• Prompt: Transcribe each line of the records below exactly, excluding any embedded images.
────
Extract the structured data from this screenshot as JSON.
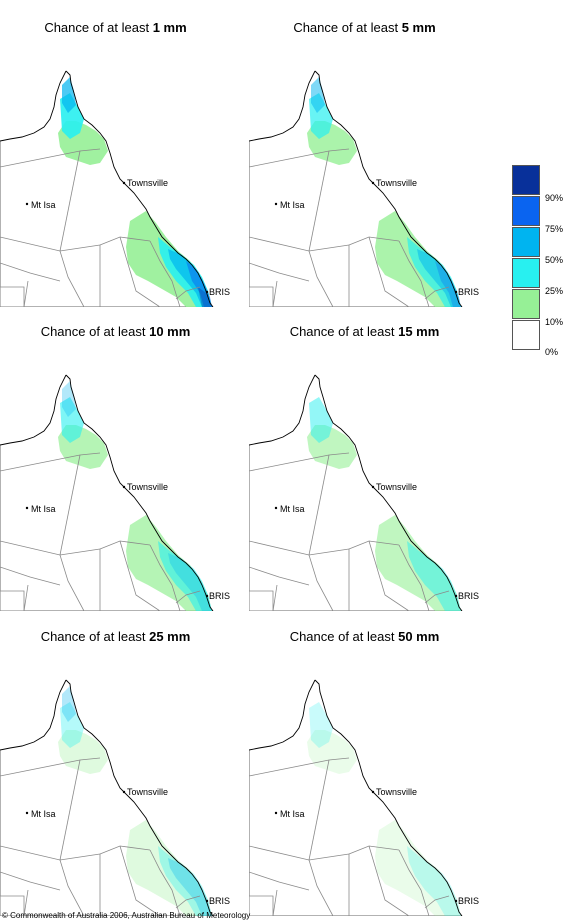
{
  "panels": [
    {
      "prefix": "Chance of at least ",
      "amount": "1 mm",
      "cover": {
        "green": 0.9,
        "cyan": 0.9,
        "lblue": 0.7,
        "mblue": 0.5,
        "dblue": 0.35
      }
    },
    {
      "prefix": "Chance of at least ",
      "amount": "5 mm",
      "cover": {
        "green": 0.8,
        "cyan": 0.7,
        "lblue": 0.5,
        "mblue": 0.3,
        "dblue": 0.0
      }
    },
    {
      "prefix": "Chance of at least ",
      "amount": "10 mm",
      "cover": {
        "green": 0.7,
        "cyan": 0.6,
        "lblue": 0.3,
        "mblue": 0.0,
        "dblue": 0.0
      }
    },
    {
      "prefix": "Chance of at least ",
      "amount": "15 mm",
      "cover": {
        "green": 0.6,
        "cyan": 0.5,
        "lblue": 0.0,
        "mblue": 0.0,
        "dblue": 0.0
      }
    },
    {
      "prefix": "Chance of at least ",
      "amount": "25 mm",
      "cover": {
        "green": 0.3,
        "cyan": 0.35,
        "lblue": 0.3,
        "mblue": 0.0,
        "dblue": 0.0
      }
    },
    {
      "prefix": "Chance of at least ",
      "amount": "50 mm",
      "cover": {
        "green": 0.2,
        "cyan": 0.25,
        "lblue": 0.0,
        "mblue": 0.0,
        "dblue": 0.0
      }
    }
  ],
  "places": {
    "townsville": "Townsville",
    "mt_isa": "Mt Isa",
    "brisbane": "BRIS"
  },
  "legend": {
    "labels": [
      "90%",
      "75%",
      "50%",
      "25%",
      "10%",
      "0%"
    ],
    "colors": [
      "#08309a",
      "#0a64f0",
      "#00b4f0",
      "#28f0f0",
      "#96f096",
      "#ffffff"
    ]
  },
  "copyright": "© Commonwealth of Australia 2006, Australian Bureau of Meteorology"
}
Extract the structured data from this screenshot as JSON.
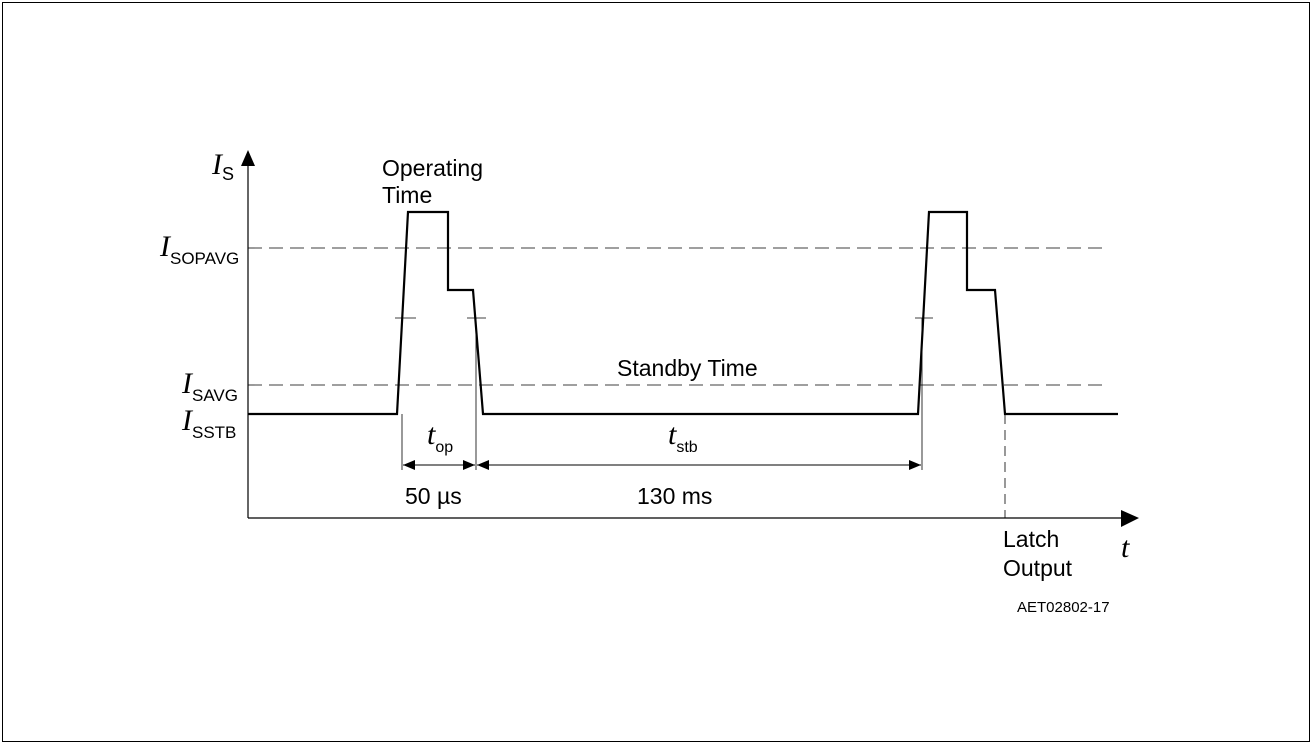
{
  "diagram": {
    "y_axis": {
      "symbol": "I",
      "subscript": "S"
    },
    "x_axis": {
      "symbol": "t"
    },
    "levels": [
      {
        "symbol": "I",
        "subscript": "SOPAVG"
      },
      {
        "symbol": "I",
        "subscript": "SAVG"
      },
      {
        "symbol": "I",
        "subscript": "SSTB"
      }
    ],
    "labels": {
      "operating_line1": "Operating",
      "operating_line2": "Time",
      "standby": "Standby Time",
      "latch_line1": "Latch",
      "latch_line2": "Output",
      "figure_id": "AET02802-17"
    },
    "intervals": {
      "t_op": {
        "symbol": "t",
        "subscript": "op",
        "value": "50 µs"
      },
      "t_stb": {
        "symbol": "t",
        "subscript": "stb",
        "value": "130 ms"
      }
    }
  }
}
────
• Result:
Extract the structured data from this screenshot as JSON.
{
  "panels": [
    {
      "prefix": "Chance of at least ",
      "amount": "1 mm",
      "cover": {
        "green": 0.9,
        "cyan": 0.9,
        "lblue": 0.7,
        "mblue": 0.5,
        "dblue": 0.35
      }
    },
    {
      "prefix": "Chance of at least ",
      "amount": "5 mm",
      "cover": {
        "green": 0.8,
        "cyan": 0.7,
        "lblue": 0.5,
        "mblue": 0.3,
        "dblue": 0.0
      }
    },
    {
      "prefix": "Chance of at least ",
      "amount": "10 mm",
      "cover": {
        "green": 0.7,
        "cyan": 0.6,
        "lblue": 0.3,
        "mblue": 0.0,
        "dblue": 0.0
      }
    },
    {
      "prefix": "Chance of at least ",
      "amount": "15 mm",
      "cover": {
        "green": 0.6,
        "cyan": 0.5,
        "lblue": 0.0,
        "mblue": 0.0,
        "dblue": 0.0
      }
    },
    {
      "prefix": "Chance of at least ",
      "amount": "25 mm",
      "cover": {
        "green": 0.3,
        "cyan": 0.35,
        "lblue": 0.3,
        "mblue": 0.0,
        "dblue": 0.0
      }
    },
    {
      "prefix": "Chance of at least ",
      "amount": "50 mm",
      "cover": {
        "green": 0.2,
        "cyan": 0.25,
        "lblue": 0.0,
        "mblue": 0.0,
        "dblue": 0.0
      }
    }
  ],
  "places": {
    "townsville": "Townsville",
    "mt_isa": "Mt Isa",
    "brisbane": "BRIS"
  },
  "legend": {
    "labels": [
      "90%",
      "75%",
      "50%",
      "25%",
      "10%",
      "0%"
    ],
    "colors": [
      "#08309a",
      "#0a64f0",
      "#00b4f0",
      "#28f0f0",
      "#96f096",
      "#ffffff"
    ]
  },
  "copyright": "© Commonwealth of Australia 2006, Australian Bureau of Meteorology"
}
Extract the structured data from this screenshot as JSON.
{
  "diagram": {
    "y_axis": {
      "symbol": "I",
      "subscript": "S"
    },
    "x_axis": {
      "symbol": "t"
    },
    "levels": [
      {
        "symbol": "I",
        "subscript": "SOPAVG"
      },
      {
        "symbol": "I",
        "subscript": "SAVG"
      },
      {
        "symbol": "I",
        "subscript": "SSTB"
      }
    ],
    "labels": {
      "operating_line1": "Operating",
      "operating_line2": "Time",
      "standby": "Standby Time",
      "latch_line1": "Latch",
      "latch_line2": "Output",
      "figure_id": "AET02802-17"
    },
    "intervals": {
      "t_op": {
        "symbol": "t",
        "subscript": "op",
        "value": "50 µs"
      },
      "t_stb": {
        "symbol": "t",
        "subscript": "stb",
        "value": "130 ms"
      }
    }
  }
}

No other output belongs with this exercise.